Problem description. Copy each line of the entries beneath that contains the word "Информативниот".
__________________________________________________
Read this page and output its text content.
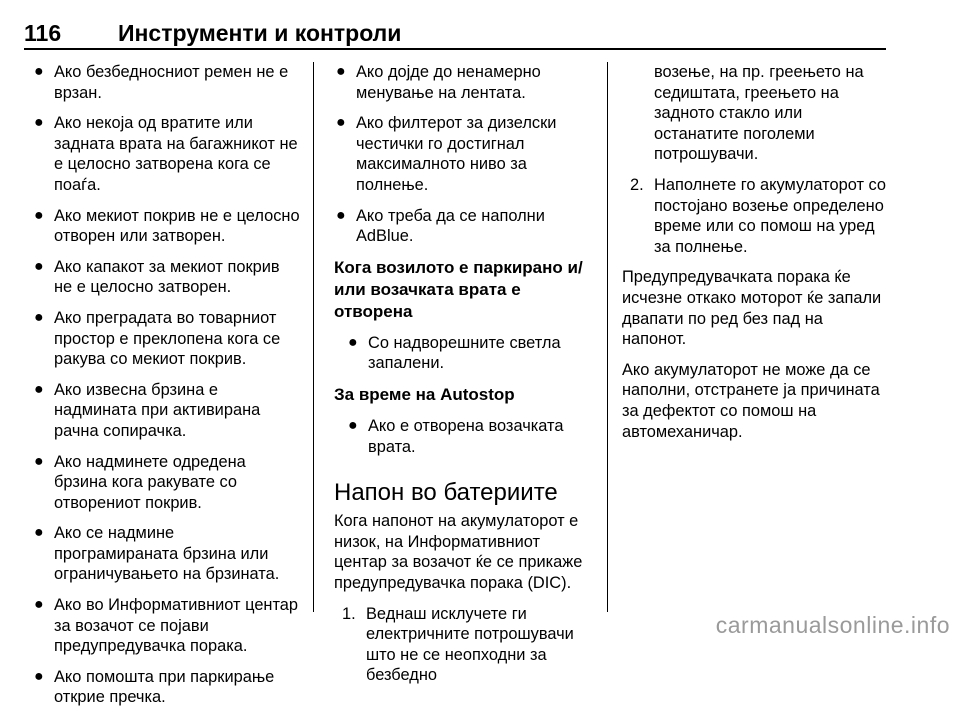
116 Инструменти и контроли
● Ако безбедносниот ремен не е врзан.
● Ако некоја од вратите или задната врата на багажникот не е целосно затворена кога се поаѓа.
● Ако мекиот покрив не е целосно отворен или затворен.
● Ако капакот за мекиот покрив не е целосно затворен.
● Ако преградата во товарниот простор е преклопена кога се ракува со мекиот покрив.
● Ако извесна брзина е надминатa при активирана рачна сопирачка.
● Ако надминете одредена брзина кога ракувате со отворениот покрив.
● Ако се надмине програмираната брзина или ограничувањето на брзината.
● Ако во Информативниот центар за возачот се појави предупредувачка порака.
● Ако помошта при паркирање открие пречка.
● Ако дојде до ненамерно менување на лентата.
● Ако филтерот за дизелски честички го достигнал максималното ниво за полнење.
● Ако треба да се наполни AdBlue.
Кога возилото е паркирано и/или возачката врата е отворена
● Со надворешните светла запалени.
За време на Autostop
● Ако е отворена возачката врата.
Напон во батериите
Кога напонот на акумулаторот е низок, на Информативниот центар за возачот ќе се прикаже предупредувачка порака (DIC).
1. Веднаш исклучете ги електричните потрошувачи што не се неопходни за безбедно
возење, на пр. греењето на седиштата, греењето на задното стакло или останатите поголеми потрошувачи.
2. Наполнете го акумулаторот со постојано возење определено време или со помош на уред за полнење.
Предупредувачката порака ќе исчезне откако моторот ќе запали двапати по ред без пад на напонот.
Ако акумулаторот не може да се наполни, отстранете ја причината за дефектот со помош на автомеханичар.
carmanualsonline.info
__________________________________________________
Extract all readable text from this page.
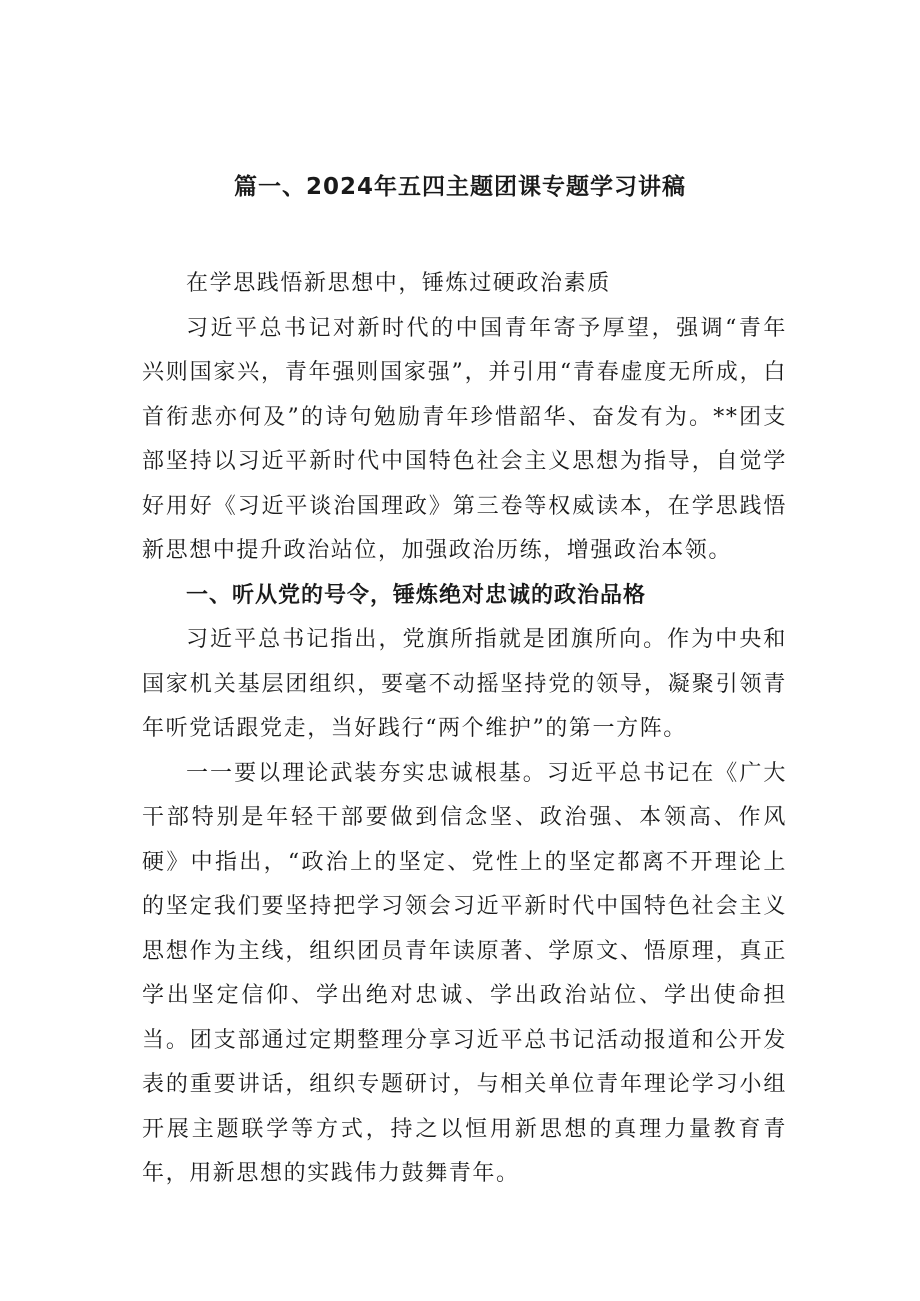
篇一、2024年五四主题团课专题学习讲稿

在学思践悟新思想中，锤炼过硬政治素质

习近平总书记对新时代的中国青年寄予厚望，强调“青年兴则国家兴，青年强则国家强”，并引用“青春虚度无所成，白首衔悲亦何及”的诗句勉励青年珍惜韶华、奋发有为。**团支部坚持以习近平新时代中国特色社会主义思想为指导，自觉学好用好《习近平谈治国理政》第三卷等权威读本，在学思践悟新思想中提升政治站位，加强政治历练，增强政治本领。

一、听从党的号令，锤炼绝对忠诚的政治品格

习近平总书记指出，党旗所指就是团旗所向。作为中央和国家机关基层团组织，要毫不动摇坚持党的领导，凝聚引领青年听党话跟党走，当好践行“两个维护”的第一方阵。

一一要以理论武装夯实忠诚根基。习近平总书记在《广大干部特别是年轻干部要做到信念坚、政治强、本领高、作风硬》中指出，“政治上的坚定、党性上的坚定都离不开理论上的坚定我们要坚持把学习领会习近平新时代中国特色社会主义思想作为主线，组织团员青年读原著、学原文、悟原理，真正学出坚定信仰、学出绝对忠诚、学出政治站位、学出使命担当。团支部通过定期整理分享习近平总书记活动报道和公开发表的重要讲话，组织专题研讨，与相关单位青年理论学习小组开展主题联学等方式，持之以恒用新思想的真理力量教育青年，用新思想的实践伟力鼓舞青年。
__________________________________________________
Answer to the task.
● Ако во Информативниот центар за возачот се појави предупредувачка порака.
Кога напонот на акумулаторот е низок, на Информативниот центар за возачот ќе се прикаже предупредувачка порака (DIC).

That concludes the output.